EXERCISE OBJECTIVE>
Reproduce the listing below exactly, minus its pictures.

DATASET RECORDS>
* begin *
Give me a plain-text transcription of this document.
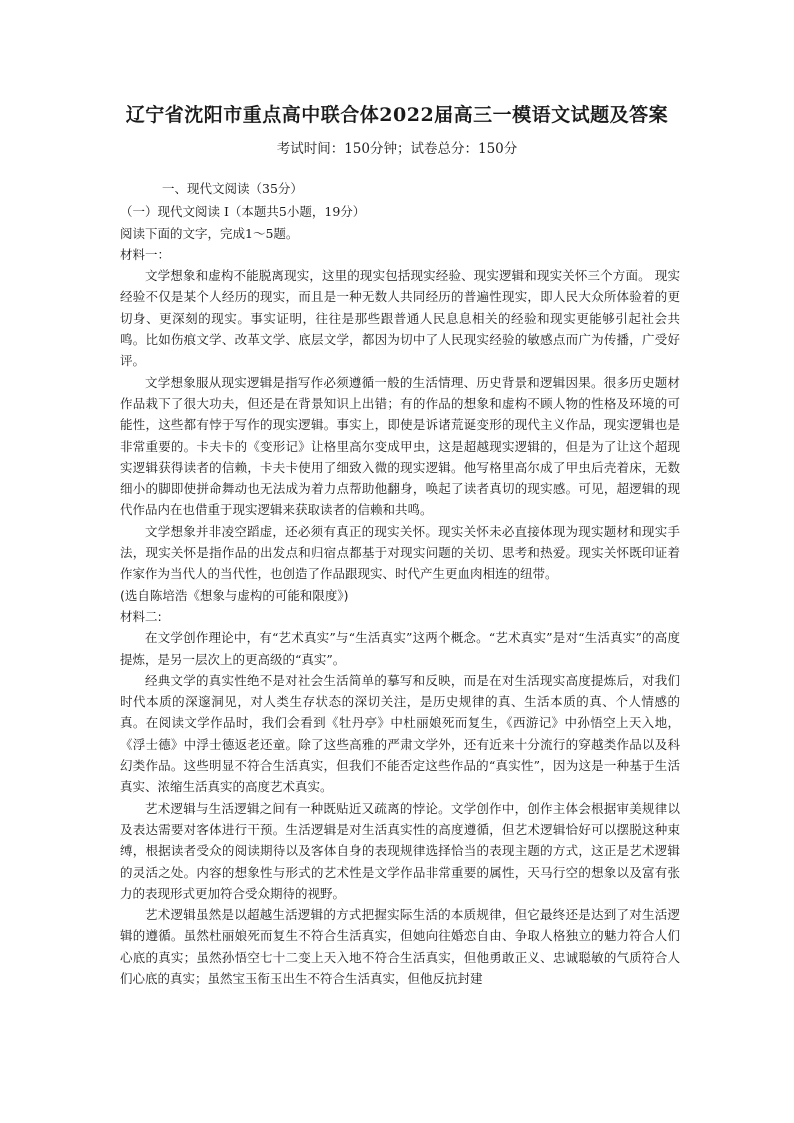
辽宁省沈阳市重点高中联合体2022届高三一模语文试题及答案
考试时间：150分钟；试卷总分：150分

一、现代文阅读（35分）

（一）现代文阅读 I（本题共5小题，19分）

阅读下面的文字，完成1～5题。

材料一：

文学想象和虚构不能脱离现实，这里的现实包括现实经验、现实逻辑和现实关怀三个方面。 现实经验不仅是某个人经历的现实，而且是一种无数人共同经历的普遍性现实，即人民大众所体验着的更切身、更深刻的现实。事实证明，往往是那些跟普通人民息息相关的经验和现实更能够引起社会共鸣。比如伤痕文学、改革文学、底层文学，都因为切中了人民现实经验的敏感点而广为传播，广受好评。

文学想象服从现实逻辑是指写作必须遵循一般的生活情理、历史背景和逻辑因果。很多历史题材作品栽下了很大功夫，但还是在背景知识上出错；有的作品的想象和虚构不顾人物的性格及环境的可能性，这些都有悖于写作的现实逻辑。事实上，即使是诉诸荒诞变形的现代主义作品，现实逻辑也是非常重要的。卡夫卡的《变形记》让格里高尔变成甲虫，这是超越现实逻辑的，但是为了让这个超现实逻辑获得读者的信赖，卡夫卡使用了细致入微的现实逻辑。他写格里高尔成了甲虫后壳着床，无数细小的脚即使拼命舞动也无法成为着力点帮助他翻身，唤起了读者真切的现实感。可见，超逻辑的现代作品内在也借重于现实逻辑来获取读者的信赖和共鸣。

文学想象并非凌空蹈虚，还必须有真正的现实关怀。现实关怀未必直接体现为现实题材和现实手法，现实关怀是指作品的出发点和归宿点都基于对现实问题的关切、思考和热爱。现实关怀既印证着作家作为当代人的当代性，也创造了作品跟现实、时代产生更血肉相连的纽带。

(选自陈培浩《想象与虚构的可能和限度》)

材料二:

在文学创作理论中，有“艺术真实”与“生活真实”这两个概念。“艺术真实”是对“生活真实”的高度提炼，是另一层次上的更高级的“真实”。

经典文学的真实性绝不是对社会生活简单的摹写和反映，而是在对生活现实高度提炼后，对我们时代本质的深邃洞见，对人类生存状态的深切关注，是历史规律的真、生活本质的真、个人情感的真。在阅读文学作品时，我们会看到《牡丹亭》中杜丽娘死而复生，《西游记》中孙悟空上天入地，《浮士德》中浮士德返老还童。除了这些高雅的严肃文学外，还有近来十分流行的穿越类作品以及科幻类作品。这些明显不符合生活真实，但我们不能否定这些作品的“真实性”，因为这是一种基于生活真实、浓缩生活真实的高度艺术真实。

艺术逻辑与生活逻辑之间有一种既贴近又疏离的悖论。文学创作中，创作主体会根据审美规律以及表达需要对客体进行干预。生活逻辑是对生活真实性的高度遵循，但艺术逻辑恰好可以摆脱这种束缚，根据读者受众的阅读期待以及客体自身的表现规律选择恰当的表现主题的方式，这正是艺术逻辑的灵活之处。内容的想象性与形式的艺术性是文学作品非常重要的属性，天马行空的想象以及富有张力的表现形式更加符合受众期待的视野。

艺术逻辑虽然是以超越生活逻辑的方式把握实际生活的本质规律，但它最终还是达到了对生活逻辑的遵循。虽然杜丽娘死而复生不符合生活真实，但她向往婚恋自由、争取人格独立的魅力符合人们心底的真实；虽然孙悟空七十二变上天入地不符合生活真实，但他勇敢正义、忠诚聪敏的气质符合人们心底的真实；虽然宝玉衔玉出生不符合生活真实，但他反抗封建
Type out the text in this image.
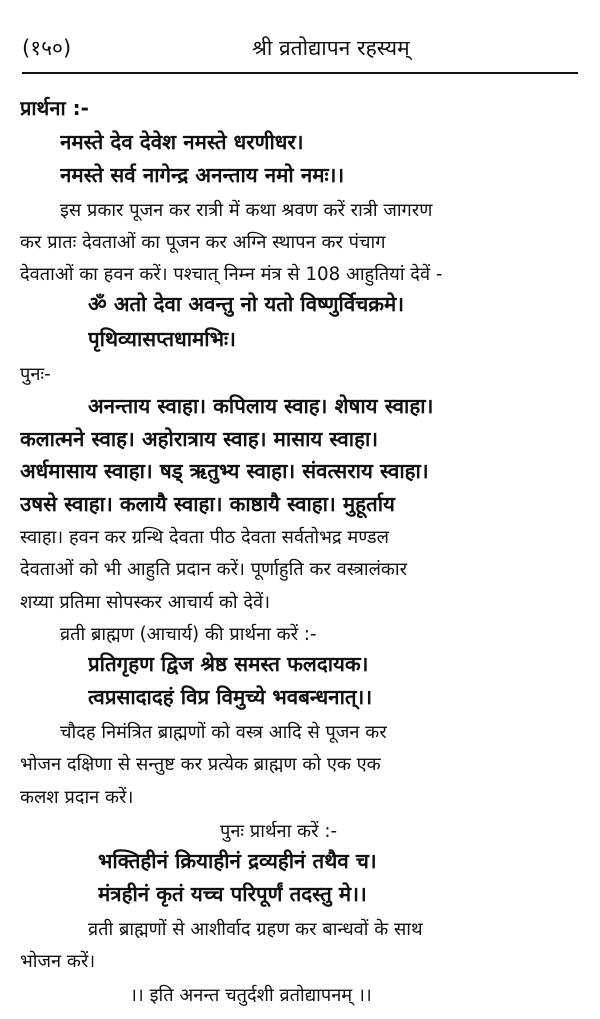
(१५०)	श्री व्रतोद्यापन रहस्यम्
प्रार्थना :-
नमस्ते देव देवेश नमस्ते धरणीधर।
नमस्ते सर्व नागेन्द्र अनन्ताय नमो नमः।।
इस प्रकार पूजन कर रात्री में कथा श्रवण करें रात्री जागरण
कर प्रातः देवताओं का पूजन कर अग्नि स्थापन कर पंचाग
देवताओं का हवन करें। पश्चात् निम्न मंत्र से 108 आहुतियां देवें -
ॐ अतो देवा अवन्तु नो यतो विष्णुर्विचक्रमे।
पृथिव्यासप्तधामभिः।
पुनः-
अनन्ताय स्वाहा। कपिलाय स्वाह। शेषाय स्वाहा।
कलात्मने स्वाह। अहोरात्राय स्वाह। मासाय स्वाहा।
अर्धमासाय स्वाहा। षड् ऋतुभ्य स्वाहा। संवत्सराय स्वाहा।
उषसे स्वाहा। कलायै स्वाहा। काष्ठायै स्वाहा। मुहूर्ताय
स्वाहा। हवन कर ग्रन्थि देवता पीठ देवता सर्वतोभद्र मण्डल
देवताओं को भी आहुति प्रदान करें। पूर्णाहुति कर वस्त्रालंकार
शय्या प्रतिमा सोपस्कर आचार्य को देवें।
व्रती ब्राह्मण (आचार्य) की प्रार्थना करें :-
प्रतिगृहण द्विज श्रेष्ठ समस्त फलदायक।
त्वप्रसादादहं विप्र विमुच्ये भवबन्धनात्।।
चौदह निमंत्रित ब्राह्मणों को वस्त्र आदि से पूजन कर
भोजन दक्षिणा से सन्तुष्ट कर प्रत्येक ब्राह्मण को एक एक
कलश प्रदान करें।
पुनः प्रार्थना करें :-
भक्तिहीनं क्रियाहीनं द्रव्यहीनं तथैव च।
मंत्रहीनं कृतं यच्च परिपूर्णं तदस्तु मे।।
व्रती ब्राह्मणों से आशीर्वाद ग्रहण कर बान्धवों के साथ
भोजन करें।
।। इति अनन्त चतुर्दशी व्रतोद्यापनम् ।।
* end *
SOLUTION TO THIS EXERCISE>
Give me a plain-text transcription of this document.
辽宁省沈阳市重点高中联合体2022届高三一模语文试题及答案
考试时间：150分钟；试卷总分：150分

一、现代文阅读（35分）

（一）现代文阅读 I（本题共5小题，19分）

阅读下面的文字，完成1～5题。

材料一：

文学想象和虚构不能脱离现实，这里的现实包括现实经验、现实逻辑和现实关怀三个方面。 现实经验不仅是某个人经历的现实，而且是一种无数人共同经历的普遍性现实，即人民大众所体验着的更切身、更深刻的现实。事实证明，往往是那些跟普通人民息息相关的经验和现实更能够引起社会共鸣。比如伤痕文学、改革文学、底层文学，都因为切中了人民现实经验的敏感点而广为传播，广受好评。

文学想象服从现实逻辑是指写作必须遵循一般的生活情理、历史背景和逻辑因果。很多历史题材作品栽下了很大功夫，但还是在背景知识上出错；有的作品的想象和虚构不顾人物的性格及环境的可能性，这些都有悖于写作的现实逻辑。事实上，即使是诉诸荒诞变形的现代主义作品，现实逻辑也是非常重要的。卡夫卡的《变形记》让格里高尔变成甲虫，这是超越现实逻辑的，但是为了让这个超现实逻辑获得读者的信赖，卡夫卡使用了细致入微的现实逻辑。他写格里高尔成了甲虫后壳着床，无数细小的脚即使拼命舞动也无法成为着力点帮助他翻身，唤起了读者真切的现实感。可见，超逻辑的现代作品内在也借重于现实逻辑来获取读者的信赖和共鸣。

文学想象并非凌空蹈虚，还必须有真正的现实关怀。现实关怀未必直接体现为现实题材和现实手法，现实关怀是指作品的出发点和归宿点都基于对现实问题的关切、思考和热爱。现实关怀既印证着作家作为当代人的当代性，也创造了作品跟现实、时代产生更血肉相连的纽带。

(选自陈培浩《想象与虚构的可能和限度》)

材料二:

在文学创作理论中，有“艺术真实”与“生活真实”这两个概念。“艺术真实”是对“生活真实”的高度提炼，是另一层次上的更高级的“真实”。

经典文学的真实性绝不是对社会生活简单的摹写和反映，而是在对生活现实高度提炼后，对我们时代本质的深邃洞见，对人类生存状态的深切关注，是历史规律的真、生活本质的真、个人情感的真。在阅读文学作品时，我们会看到《牡丹亭》中杜丽娘死而复生，《西游记》中孙悟空上天入地，《浮士德》中浮士德返老还童。除了这些高雅的严肃文学外，还有近来十分流行的穿越类作品以及科幻类作品。这些明显不符合生活真实，但我们不能否定这些作品的“真实性”，因为这是一种基于生活真实、浓缩生活真实的高度艺术真实。

艺术逻辑与生活逻辑之间有一种既贴近又疏离的悖论。文学创作中，创作主体会根据审美规律以及表达需要对客体进行干预。生活逻辑是对生活真实性的高度遵循，但艺术逻辑恰好可以摆脱这种束缚，根据读者受众的阅读期待以及客体自身的表现规律选择恰当的表现主题的方式，这正是艺术逻辑的灵活之处。内容的想象性与形式的艺术性是文学作品非常重要的属性，天马行空的想象以及富有张力的表现形式更加符合受众期待的视野。

艺术逻辑虽然是以超越生活逻辑的方式把握实际生活的本质规律，但它最终还是达到了对生活逻辑的遵循。虽然杜丽娘死而复生不符合生活真实，但她向往婚恋自由、争取人格独立的魅力符合人们心底的真实；虽然孙悟空七十二变上天入地不符合生活真实，但他勇敢正义、忠诚聪敏的气质符合人们心底的真实；虽然宝玉衔玉出生不符合生活真实，但他反抗封建
Type out the text in this image.
(१५०)	श्री व्रतोद्यापन रहस्यम्
प्रार्थना :-
नमस्ते देव देवेश नमस्ते धरणीधर।
नमस्ते सर्व नागेन्द्र अनन्ताय नमो नमः।।
इस प्रकार पूजन कर रात्री में कथा श्रवण करें रात्री जागरण
कर प्रातः देवताओं का पूजन कर अग्नि स्थापन कर पंचाग
देवताओं का हवन करें। पश्चात् निम्न मंत्र से 108 आहुतियां देवें -
ॐ अतो देवा अवन्तु नो यतो विष्णुर्विचक्रमे।
पृथिव्यासप्तधामभिः।
पुनः-
अनन्ताय स्वाहा। कपिलाय स्वाह। शेषाय स्वाहा।
कलात्मने स्वाह। अहोरात्राय स्वाह। मासाय स्वाहा।
अर्धमासाय स्वाहा। षड् ऋतुभ्य स्वाहा। संवत्सराय स्वाहा।
उषसे स्वाहा। कलायै स्वाहा। काष्ठायै स्वाहा। मुहूर्ताय
स्वाहा। हवन कर ग्रन्थि देवता पीठ देवता सर्वतोभद्र मण्डल
देवताओं को भी आहुति प्रदान करें। पूर्णाहुति कर वस्त्रालंकार
शय्या प्रतिमा सोपस्कर आचार्य को देवें।
व्रती ब्राह्मण (आचार्य) की प्रार्थना करें :-
प्रतिगृहण द्विज श्रेष्ठ समस्त फलदायक।
त्वप्रसादादहं विप्र विमुच्ये भवबन्धनात्।।
चौदह निमंत्रित ब्राह्मणों को वस्त्र आदि से पूजन कर
भोजन दक्षिणा से सन्तुष्ट कर प्रत्येक ब्राह्मण को एक एक
कलश प्रदान करें।
पुनः प्रार्थना करें :-
भक्तिहीनं क्रियाहीनं द्रव्यहीनं तथैव च।
मंत्रहीनं कृतं यच्च परिपूर्णं तदस्तु मे।।
व्रती ब्राह्मणों से आशीर्वाद ग्रहण कर बान्धवों के साथ
भोजन करें।
।। इति अनन्त चतुर्दशी व्रतोद्यापनम् ।।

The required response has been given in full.